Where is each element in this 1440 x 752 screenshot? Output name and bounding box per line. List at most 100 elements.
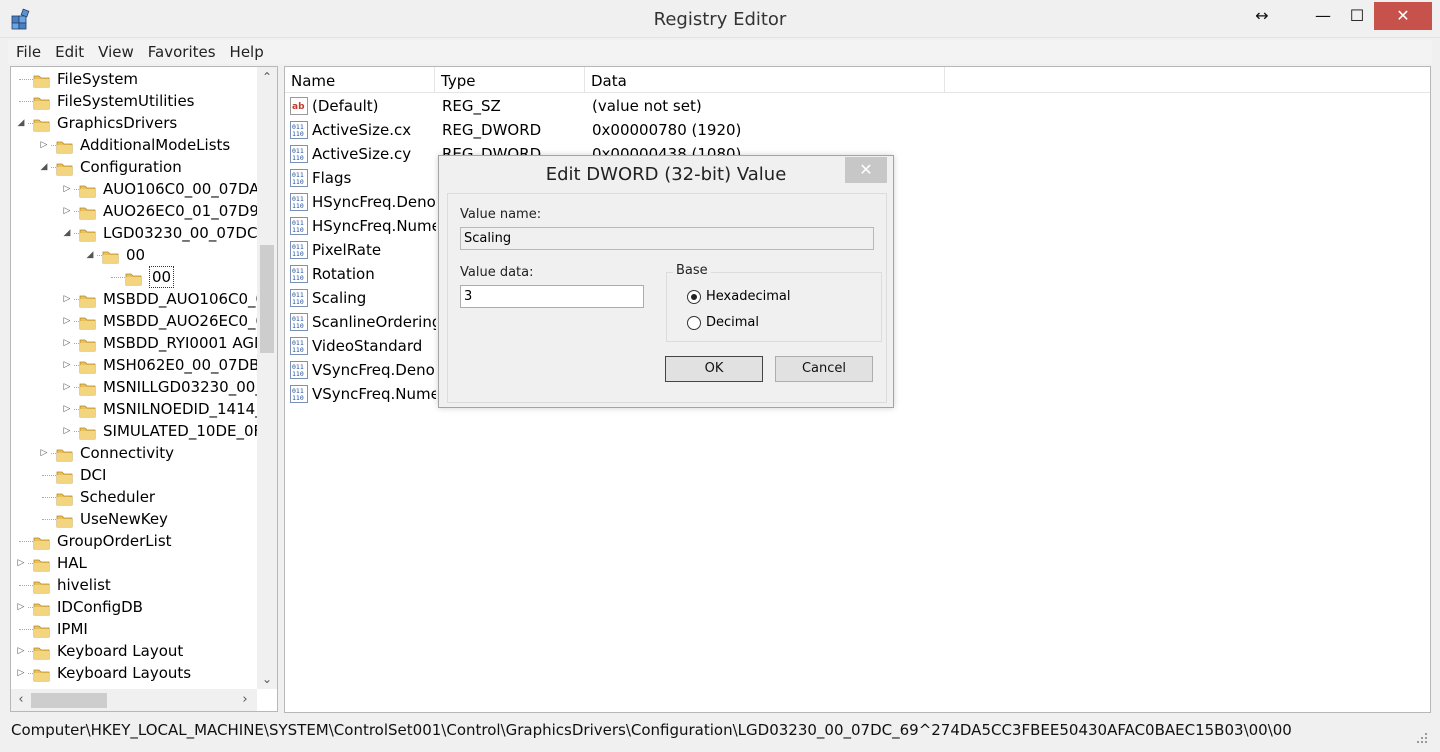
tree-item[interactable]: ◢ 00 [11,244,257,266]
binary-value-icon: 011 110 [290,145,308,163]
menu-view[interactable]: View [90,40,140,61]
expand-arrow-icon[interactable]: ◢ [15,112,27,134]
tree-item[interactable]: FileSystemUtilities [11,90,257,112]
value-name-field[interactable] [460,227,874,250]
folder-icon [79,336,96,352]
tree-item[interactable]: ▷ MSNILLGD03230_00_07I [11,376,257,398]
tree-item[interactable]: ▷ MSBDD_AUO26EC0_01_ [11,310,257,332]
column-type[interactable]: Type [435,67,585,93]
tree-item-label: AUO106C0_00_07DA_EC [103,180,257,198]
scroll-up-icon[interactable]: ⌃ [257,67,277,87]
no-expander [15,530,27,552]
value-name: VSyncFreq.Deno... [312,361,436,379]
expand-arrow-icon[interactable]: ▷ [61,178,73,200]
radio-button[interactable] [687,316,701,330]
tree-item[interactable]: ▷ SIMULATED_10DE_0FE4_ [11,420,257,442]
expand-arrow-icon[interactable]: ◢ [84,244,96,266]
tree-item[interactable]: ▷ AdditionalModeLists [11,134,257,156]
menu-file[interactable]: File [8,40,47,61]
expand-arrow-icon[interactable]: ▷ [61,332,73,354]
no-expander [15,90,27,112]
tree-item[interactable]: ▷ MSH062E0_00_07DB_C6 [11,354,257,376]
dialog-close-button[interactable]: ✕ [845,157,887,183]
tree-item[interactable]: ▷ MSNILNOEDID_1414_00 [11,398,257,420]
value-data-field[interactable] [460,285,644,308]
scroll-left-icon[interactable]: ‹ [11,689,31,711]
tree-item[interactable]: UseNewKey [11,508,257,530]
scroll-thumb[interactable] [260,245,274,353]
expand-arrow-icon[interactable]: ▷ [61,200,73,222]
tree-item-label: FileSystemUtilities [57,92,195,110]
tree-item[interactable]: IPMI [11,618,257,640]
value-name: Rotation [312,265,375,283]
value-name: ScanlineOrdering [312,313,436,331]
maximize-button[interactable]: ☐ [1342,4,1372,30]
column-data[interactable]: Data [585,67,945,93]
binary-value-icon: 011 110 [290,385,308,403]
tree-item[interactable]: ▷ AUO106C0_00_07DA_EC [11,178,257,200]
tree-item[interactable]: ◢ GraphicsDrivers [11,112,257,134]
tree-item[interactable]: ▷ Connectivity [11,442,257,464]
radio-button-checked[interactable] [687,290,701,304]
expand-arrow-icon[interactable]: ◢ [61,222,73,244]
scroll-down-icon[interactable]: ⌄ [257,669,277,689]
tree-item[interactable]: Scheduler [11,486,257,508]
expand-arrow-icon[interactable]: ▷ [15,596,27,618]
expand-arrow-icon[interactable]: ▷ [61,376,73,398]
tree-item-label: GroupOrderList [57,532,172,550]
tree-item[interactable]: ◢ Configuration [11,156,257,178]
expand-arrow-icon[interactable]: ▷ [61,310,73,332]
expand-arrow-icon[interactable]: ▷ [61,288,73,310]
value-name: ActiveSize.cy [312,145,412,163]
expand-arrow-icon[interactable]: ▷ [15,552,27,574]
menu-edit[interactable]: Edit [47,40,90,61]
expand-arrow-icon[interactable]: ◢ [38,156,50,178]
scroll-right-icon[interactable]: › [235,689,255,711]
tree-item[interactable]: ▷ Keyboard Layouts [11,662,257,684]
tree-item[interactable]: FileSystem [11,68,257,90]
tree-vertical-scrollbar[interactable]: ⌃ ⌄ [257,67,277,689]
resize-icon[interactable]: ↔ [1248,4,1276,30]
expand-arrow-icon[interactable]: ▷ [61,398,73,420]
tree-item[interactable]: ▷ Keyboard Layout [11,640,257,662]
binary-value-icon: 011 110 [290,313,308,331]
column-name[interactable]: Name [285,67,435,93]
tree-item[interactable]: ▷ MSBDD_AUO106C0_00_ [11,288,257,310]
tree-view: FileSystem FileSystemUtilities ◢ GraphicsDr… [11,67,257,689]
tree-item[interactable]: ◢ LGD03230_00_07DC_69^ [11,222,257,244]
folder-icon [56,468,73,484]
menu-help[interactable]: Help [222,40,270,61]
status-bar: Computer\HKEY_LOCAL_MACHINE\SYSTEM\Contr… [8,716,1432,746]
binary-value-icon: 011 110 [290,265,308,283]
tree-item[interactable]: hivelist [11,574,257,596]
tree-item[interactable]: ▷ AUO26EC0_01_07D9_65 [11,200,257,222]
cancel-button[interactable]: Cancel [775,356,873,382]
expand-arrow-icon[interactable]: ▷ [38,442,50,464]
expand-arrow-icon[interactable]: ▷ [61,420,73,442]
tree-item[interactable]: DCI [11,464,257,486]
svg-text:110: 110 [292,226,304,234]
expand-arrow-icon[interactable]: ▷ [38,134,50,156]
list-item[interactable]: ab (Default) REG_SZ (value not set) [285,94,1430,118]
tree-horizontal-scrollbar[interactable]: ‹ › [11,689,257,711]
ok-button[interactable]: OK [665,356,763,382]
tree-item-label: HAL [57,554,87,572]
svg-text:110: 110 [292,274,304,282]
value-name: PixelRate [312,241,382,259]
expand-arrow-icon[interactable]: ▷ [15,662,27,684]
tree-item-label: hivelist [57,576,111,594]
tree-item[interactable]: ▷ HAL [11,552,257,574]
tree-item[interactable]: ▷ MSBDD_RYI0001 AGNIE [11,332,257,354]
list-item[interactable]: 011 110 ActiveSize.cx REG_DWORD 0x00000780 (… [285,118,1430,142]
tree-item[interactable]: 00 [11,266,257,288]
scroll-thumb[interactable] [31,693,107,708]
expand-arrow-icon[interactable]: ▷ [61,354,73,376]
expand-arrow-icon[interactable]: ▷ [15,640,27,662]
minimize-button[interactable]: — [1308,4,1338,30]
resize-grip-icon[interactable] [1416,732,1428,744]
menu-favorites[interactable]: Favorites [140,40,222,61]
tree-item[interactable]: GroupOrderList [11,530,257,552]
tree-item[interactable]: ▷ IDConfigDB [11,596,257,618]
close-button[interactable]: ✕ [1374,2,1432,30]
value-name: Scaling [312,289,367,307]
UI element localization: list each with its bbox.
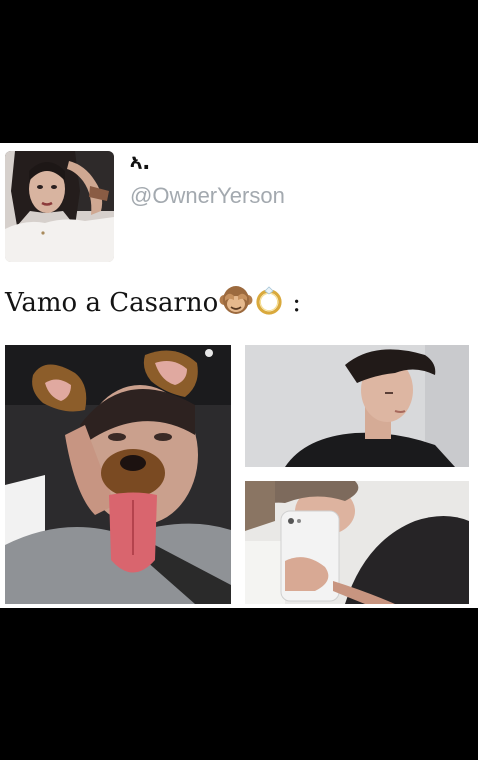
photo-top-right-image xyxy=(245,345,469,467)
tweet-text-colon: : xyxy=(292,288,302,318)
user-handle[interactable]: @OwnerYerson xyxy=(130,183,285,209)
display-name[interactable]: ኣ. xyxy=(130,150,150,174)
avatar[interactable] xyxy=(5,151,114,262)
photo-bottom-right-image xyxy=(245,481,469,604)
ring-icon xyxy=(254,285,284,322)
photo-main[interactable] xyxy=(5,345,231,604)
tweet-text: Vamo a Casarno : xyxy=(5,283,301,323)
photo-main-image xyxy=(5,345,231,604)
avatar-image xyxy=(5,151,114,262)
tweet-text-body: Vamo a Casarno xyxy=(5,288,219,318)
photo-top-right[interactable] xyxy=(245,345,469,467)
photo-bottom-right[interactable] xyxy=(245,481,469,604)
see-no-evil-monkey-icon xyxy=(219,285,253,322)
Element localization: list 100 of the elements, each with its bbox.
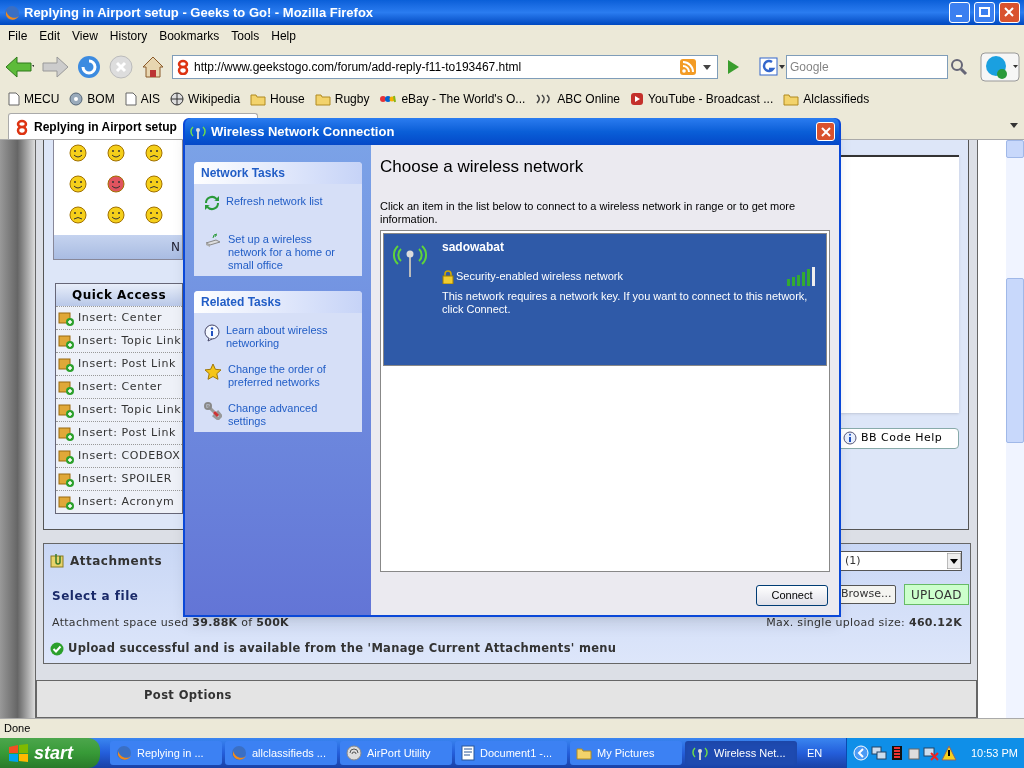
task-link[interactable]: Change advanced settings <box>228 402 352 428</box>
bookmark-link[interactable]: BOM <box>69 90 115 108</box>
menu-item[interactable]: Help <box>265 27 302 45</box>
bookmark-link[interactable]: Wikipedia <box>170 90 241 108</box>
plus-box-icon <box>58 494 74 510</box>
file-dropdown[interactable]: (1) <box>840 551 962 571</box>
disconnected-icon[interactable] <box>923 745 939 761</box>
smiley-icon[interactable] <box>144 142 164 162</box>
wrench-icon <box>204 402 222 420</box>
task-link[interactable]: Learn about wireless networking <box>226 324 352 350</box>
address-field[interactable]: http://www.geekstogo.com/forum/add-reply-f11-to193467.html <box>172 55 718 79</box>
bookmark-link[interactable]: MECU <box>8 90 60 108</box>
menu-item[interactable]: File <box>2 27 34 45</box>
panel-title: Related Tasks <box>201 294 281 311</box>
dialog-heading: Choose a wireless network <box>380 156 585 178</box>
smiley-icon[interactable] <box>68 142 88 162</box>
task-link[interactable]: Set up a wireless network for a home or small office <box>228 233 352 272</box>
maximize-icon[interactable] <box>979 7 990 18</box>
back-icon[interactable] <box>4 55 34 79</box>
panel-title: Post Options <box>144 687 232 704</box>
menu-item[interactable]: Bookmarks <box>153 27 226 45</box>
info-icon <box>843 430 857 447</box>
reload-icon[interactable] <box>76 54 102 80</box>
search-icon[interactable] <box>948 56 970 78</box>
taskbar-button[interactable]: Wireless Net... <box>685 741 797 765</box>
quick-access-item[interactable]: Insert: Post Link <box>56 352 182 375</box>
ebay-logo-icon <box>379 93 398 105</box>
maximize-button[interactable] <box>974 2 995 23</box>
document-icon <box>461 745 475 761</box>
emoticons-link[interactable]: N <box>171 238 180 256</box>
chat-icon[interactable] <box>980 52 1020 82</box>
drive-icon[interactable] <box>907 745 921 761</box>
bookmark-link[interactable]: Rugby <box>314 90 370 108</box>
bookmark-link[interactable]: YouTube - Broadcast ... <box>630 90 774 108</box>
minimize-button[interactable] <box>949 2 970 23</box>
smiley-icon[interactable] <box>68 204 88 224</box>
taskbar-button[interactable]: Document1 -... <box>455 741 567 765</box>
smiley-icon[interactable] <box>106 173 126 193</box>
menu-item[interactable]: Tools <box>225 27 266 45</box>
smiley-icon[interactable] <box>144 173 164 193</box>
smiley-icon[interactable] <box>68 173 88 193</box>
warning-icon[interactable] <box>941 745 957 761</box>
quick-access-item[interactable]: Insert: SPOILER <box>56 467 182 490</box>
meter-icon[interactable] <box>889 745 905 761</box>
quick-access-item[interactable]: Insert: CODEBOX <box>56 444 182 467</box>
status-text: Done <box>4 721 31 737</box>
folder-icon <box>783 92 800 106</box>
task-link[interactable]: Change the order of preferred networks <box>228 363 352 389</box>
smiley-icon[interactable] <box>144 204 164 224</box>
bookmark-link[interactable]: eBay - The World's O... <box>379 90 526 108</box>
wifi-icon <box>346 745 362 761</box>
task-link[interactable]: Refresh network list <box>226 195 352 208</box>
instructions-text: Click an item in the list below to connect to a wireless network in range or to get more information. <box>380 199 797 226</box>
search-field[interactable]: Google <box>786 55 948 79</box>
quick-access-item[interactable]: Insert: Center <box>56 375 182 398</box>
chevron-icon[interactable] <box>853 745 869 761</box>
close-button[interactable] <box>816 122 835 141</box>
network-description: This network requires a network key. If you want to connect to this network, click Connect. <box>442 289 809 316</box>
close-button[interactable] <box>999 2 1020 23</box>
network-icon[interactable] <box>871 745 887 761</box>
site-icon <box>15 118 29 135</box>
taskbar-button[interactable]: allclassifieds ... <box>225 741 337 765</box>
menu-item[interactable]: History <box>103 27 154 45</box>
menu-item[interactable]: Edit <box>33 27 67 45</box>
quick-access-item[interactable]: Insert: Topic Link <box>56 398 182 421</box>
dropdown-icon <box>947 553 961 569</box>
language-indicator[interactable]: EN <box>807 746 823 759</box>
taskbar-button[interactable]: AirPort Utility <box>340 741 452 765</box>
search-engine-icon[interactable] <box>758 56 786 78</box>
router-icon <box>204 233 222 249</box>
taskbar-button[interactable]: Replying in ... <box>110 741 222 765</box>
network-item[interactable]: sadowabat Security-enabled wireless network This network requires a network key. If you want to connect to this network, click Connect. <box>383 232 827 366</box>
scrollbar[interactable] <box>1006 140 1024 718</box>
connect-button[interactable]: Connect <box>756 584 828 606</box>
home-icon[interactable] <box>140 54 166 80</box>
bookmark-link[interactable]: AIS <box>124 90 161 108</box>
——
Problem to work on: Duplicate the rows between the row containing "task-link[interactable]: Change advanced" and the row containing "task-link[interactable]: Learn about", inclusive.

Response to this task:
task-link[interactable]: Change advanced settings <box>228 402 352 428</box>
bookmark-link[interactable]: BOM <box>69 90 115 108</box>
menu-item[interactable]: Help <box>265 27 302 45</box>
bookmark-link[interactable]: Wikipedia <box>170 90 241 108</box>
plus-box-icon <box>58 494 74 510</box>
file-dropdown[interactable]: (1) <box>840 551 962 571</box>
disconnected-icon[interactable] <box>923 745 939 761</box>
smiley-icon[interactable] <box>144 142 164 162</box>
wrench-icon <box>204 402 222 420</box>
task-link[interactable]: Learn about wireless networking <box>226 324 352 350</box>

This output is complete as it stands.